Below is a listing. Gather each line of it that contains "Tools".

──────────

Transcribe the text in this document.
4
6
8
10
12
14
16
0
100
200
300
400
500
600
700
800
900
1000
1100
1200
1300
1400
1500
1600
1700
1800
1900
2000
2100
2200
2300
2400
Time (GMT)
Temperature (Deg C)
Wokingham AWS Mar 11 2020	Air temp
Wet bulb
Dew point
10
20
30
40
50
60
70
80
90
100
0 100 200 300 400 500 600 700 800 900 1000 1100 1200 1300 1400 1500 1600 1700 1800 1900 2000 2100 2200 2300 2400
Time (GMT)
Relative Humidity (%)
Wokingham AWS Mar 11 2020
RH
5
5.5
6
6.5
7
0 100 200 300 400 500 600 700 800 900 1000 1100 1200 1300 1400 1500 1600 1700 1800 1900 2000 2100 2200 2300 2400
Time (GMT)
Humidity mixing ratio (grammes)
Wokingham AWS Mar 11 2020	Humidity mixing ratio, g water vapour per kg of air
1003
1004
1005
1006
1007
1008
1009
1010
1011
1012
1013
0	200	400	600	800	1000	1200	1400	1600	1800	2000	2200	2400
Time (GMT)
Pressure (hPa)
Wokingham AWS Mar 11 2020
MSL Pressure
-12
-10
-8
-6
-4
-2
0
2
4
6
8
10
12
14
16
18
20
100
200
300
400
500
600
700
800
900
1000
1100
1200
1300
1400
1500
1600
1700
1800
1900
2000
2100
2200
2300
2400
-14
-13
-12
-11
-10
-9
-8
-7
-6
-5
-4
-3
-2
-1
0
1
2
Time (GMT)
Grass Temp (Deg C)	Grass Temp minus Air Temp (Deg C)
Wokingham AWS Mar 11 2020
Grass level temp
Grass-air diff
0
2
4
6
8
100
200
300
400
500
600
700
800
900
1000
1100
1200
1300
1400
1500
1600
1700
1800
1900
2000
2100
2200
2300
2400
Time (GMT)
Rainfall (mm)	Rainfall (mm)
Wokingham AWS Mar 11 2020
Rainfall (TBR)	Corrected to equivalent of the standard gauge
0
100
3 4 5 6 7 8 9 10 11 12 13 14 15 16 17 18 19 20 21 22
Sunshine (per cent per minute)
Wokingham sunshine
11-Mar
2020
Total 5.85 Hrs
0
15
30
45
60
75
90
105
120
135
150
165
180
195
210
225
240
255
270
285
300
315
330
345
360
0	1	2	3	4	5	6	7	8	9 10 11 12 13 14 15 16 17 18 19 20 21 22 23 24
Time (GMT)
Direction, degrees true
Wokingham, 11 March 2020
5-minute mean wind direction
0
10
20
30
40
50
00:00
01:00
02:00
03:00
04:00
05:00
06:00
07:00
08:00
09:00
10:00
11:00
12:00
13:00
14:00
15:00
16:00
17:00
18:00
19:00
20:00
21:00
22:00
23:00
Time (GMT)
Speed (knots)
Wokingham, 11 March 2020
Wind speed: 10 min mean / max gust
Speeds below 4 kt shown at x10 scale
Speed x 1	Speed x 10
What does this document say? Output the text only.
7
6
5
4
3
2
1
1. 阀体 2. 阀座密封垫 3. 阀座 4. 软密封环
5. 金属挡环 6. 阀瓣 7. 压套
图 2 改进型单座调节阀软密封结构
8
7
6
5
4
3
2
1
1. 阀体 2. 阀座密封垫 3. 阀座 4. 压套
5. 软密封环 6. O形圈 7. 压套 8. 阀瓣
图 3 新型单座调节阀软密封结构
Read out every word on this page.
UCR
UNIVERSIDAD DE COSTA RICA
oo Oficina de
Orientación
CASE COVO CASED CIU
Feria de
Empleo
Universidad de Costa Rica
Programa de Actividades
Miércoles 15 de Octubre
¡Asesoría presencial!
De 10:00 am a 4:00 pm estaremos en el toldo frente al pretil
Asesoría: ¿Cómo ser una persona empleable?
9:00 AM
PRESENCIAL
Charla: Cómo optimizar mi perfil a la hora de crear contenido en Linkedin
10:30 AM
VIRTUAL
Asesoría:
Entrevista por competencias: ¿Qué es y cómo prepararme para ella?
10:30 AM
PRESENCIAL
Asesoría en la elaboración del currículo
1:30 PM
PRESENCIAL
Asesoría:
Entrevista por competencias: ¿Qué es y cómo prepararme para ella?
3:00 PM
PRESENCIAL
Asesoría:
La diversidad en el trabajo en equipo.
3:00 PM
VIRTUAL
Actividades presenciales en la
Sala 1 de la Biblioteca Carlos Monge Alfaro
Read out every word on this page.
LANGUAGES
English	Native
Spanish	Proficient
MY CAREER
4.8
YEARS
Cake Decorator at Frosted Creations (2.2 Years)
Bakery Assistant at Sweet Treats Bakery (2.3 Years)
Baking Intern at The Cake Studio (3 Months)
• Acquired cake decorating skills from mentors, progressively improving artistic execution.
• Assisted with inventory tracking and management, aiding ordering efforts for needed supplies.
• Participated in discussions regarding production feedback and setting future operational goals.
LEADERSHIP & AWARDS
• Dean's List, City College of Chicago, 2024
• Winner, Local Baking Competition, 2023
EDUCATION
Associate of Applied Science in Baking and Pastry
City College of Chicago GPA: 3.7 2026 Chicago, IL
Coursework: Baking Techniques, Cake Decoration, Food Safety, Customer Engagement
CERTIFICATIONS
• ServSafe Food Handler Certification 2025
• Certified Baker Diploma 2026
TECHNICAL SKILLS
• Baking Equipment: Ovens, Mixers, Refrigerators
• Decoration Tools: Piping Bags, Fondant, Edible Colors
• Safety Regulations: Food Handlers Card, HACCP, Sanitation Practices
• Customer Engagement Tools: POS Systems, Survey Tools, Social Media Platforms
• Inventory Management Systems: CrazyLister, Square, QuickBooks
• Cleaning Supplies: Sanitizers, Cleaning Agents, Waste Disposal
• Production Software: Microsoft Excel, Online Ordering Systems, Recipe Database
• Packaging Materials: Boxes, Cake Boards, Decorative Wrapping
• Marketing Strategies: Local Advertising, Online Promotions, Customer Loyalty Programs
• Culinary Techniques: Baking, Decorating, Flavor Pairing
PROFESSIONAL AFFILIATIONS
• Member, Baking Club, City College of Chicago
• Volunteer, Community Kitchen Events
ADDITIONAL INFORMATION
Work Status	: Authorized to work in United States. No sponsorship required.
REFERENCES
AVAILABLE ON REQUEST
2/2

──────────

**Written reply**.
• Decoration Tools: Piping Bags, Fondant, Edible Colors
• Customer Engagement Tools: POS Systems, Survey Tools, Social Media Platforms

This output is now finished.